Records provided:
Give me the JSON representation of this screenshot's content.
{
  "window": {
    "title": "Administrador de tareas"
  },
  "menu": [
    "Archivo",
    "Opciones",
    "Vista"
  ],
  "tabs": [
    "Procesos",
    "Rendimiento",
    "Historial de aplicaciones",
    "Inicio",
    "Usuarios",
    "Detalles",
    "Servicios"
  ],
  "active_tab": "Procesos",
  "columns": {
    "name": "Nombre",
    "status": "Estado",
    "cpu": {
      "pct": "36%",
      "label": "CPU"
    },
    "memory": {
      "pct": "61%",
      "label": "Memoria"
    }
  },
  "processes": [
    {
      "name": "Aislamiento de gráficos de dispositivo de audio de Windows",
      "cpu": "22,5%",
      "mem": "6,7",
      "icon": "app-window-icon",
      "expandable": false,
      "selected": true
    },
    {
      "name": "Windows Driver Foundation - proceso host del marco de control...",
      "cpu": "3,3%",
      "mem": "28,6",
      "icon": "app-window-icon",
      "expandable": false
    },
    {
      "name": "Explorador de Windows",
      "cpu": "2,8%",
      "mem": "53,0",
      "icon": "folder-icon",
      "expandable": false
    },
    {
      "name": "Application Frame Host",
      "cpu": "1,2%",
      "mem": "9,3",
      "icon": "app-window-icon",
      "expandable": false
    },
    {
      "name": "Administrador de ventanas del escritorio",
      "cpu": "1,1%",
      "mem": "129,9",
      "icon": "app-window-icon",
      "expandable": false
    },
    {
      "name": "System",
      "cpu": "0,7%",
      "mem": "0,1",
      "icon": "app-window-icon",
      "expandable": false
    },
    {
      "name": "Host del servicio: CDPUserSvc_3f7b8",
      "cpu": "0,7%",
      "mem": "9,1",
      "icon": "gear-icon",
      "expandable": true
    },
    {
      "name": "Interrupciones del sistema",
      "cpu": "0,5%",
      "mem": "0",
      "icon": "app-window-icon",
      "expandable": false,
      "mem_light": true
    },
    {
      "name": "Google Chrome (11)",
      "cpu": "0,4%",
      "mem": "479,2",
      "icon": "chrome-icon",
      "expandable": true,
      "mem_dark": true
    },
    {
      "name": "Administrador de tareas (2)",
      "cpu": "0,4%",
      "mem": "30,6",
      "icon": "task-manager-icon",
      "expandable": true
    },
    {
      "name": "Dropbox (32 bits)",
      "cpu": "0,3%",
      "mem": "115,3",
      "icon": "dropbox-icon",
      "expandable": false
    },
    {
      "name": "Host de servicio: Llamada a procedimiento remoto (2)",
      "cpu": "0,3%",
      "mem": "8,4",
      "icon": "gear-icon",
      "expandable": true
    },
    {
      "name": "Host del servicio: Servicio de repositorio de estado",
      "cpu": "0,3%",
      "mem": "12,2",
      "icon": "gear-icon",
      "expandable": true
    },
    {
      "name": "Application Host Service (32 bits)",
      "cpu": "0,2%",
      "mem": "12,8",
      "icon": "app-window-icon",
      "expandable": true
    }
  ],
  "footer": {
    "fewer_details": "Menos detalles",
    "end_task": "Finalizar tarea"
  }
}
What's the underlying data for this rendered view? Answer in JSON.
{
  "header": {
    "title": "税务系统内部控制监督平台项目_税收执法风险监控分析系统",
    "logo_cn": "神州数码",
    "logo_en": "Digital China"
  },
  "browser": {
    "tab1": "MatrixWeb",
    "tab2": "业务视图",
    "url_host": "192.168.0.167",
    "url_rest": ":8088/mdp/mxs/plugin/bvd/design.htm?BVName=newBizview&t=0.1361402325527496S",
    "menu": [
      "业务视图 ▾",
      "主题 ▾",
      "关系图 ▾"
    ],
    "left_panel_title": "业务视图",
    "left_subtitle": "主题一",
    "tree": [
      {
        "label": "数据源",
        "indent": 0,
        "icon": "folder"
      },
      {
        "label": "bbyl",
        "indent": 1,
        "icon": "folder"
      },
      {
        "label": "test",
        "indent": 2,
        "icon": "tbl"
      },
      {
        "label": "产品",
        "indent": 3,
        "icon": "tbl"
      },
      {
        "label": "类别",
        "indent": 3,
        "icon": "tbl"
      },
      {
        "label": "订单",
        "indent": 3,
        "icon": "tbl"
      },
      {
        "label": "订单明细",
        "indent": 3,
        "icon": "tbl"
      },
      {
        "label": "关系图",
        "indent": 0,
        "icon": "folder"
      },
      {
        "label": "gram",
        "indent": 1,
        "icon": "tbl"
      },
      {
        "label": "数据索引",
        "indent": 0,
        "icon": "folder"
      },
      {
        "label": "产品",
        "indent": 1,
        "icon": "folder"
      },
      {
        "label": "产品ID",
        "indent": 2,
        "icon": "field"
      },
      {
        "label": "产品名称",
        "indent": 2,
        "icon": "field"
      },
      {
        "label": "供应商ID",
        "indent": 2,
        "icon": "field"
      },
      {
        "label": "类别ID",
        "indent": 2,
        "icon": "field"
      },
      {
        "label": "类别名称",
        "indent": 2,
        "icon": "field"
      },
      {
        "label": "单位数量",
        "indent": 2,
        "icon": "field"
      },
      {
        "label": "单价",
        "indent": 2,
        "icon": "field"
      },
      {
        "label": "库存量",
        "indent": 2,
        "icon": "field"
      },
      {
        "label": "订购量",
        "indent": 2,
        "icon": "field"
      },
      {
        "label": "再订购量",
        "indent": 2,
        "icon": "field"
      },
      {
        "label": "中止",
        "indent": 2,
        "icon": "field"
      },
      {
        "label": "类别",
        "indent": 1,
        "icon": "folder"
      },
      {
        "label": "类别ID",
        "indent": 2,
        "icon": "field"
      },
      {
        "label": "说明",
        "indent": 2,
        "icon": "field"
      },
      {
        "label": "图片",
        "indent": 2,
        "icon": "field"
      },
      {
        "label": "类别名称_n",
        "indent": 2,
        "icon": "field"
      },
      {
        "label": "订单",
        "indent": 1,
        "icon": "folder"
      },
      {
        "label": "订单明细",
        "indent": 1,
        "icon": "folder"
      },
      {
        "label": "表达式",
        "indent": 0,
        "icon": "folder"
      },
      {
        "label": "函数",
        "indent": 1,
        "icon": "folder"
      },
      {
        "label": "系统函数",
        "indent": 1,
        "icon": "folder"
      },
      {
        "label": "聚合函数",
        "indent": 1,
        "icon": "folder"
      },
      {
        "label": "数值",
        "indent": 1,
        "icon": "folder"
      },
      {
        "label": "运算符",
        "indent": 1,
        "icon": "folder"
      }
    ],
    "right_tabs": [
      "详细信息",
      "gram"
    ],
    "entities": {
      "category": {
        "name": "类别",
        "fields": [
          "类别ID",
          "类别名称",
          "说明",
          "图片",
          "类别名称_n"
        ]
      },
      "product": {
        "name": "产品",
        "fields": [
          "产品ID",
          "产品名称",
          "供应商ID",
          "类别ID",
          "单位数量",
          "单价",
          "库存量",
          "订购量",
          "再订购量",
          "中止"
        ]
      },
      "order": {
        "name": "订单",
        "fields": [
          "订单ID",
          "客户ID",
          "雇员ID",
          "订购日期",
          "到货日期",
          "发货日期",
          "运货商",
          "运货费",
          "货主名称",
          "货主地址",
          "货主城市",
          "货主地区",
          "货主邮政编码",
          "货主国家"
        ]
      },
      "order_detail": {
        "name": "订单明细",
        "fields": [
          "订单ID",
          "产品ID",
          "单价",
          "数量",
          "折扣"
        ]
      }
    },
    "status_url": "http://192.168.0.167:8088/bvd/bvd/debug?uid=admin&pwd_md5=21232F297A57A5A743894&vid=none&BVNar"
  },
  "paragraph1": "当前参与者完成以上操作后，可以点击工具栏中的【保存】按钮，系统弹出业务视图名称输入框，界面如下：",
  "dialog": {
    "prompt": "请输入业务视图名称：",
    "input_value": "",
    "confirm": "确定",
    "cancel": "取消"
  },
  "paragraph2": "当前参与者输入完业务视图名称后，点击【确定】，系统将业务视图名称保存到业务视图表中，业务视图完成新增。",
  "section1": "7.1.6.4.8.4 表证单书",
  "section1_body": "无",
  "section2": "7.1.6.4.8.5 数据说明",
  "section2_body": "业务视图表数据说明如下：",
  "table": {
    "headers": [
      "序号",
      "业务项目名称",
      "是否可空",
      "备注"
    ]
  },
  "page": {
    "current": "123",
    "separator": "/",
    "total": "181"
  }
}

What is asked: Each line that has the word "JSON" should be copied.

Response to the task:
Give me the JSON representation of this screenshot's content.
What's the underlying data for this rendered view? Answer in JSON.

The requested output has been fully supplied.